The Denton City Manager, George Campbell, released a memo to the City Council today outlining his recommendation on a possible 3rd party consultant to review the Renewable Denton Plan as forwarded by DME. The City Council is set to discuss these recommendations as part of our Work Session meeting scheduled for Tuesday afternoon.
As you will see from this memo, the city manager recommendation is limited in scope and in line with the majority of council who recommended a narrowly tailored review of the plan within a very short timeline.
Renewable Denton is one of the most ambitious renewable energy plans in the nation and has plans to scale our renewable portfolio from 40% to 70% by 2019, reduce emissions associated with our energy portfolio by 74%, divest us from a coal power plant, and lower our overall natural gas consumption by 37%.
I look forward to hearing the results of this review and fully anticipate the consultant will recommend the Renewable Denton Plan as forwarded by DME.
○ ○ ○ ○
Job 1.
Show each line of the records that contains the string "deiabitesproducoes".
The Renewable Denton text has nothing to do with the records.

Extracted records.
○ ○ ○ ○
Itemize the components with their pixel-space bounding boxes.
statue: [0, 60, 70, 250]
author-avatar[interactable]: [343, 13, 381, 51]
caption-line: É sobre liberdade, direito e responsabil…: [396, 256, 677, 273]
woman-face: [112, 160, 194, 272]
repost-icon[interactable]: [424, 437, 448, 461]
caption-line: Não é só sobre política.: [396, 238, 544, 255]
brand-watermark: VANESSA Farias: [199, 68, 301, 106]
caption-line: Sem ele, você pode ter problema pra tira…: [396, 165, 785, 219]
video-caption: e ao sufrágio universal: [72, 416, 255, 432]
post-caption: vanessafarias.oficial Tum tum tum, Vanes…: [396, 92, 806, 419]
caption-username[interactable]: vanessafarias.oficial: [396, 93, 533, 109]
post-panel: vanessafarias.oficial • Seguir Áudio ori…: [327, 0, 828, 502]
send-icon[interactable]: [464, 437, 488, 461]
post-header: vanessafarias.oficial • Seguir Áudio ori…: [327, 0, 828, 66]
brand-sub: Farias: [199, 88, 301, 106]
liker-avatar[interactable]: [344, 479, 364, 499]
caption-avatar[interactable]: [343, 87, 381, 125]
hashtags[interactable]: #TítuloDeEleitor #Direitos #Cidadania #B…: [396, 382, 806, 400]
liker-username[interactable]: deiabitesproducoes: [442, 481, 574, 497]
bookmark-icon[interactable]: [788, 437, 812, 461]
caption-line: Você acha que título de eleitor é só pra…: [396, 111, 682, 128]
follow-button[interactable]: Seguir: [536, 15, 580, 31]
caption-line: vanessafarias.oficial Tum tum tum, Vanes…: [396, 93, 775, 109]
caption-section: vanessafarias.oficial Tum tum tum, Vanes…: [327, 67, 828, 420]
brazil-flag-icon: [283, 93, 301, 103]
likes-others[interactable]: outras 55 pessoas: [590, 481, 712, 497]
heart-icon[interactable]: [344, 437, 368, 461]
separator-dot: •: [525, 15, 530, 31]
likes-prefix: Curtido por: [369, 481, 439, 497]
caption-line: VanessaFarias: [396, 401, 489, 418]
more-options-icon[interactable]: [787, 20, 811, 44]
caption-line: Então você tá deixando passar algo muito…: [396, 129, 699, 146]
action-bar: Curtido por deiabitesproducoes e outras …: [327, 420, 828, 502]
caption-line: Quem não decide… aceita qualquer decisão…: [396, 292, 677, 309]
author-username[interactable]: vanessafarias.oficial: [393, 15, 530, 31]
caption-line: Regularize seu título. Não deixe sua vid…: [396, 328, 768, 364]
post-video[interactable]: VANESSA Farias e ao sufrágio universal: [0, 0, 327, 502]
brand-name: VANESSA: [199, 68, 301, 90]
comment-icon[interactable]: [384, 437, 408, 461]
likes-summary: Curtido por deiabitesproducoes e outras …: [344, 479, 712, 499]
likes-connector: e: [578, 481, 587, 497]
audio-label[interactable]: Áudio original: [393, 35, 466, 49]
○ ○ ○ ○
Job 2.
Please list every percentage that appears in the Renewable Denton text.

Exercise answer 1.
liker-username[interactable]: deiabitesproducoes: [442, 481, 574, 497]
action-bar: Curtido por deiabitesproducoes e outras …: [327, 420, 828, 502]
likes-summary: Curtido por deiabitesproducoes e outras …: [344, 479, 712, 499]

Exercise answer 2.
40%, 70%, 74%, 37%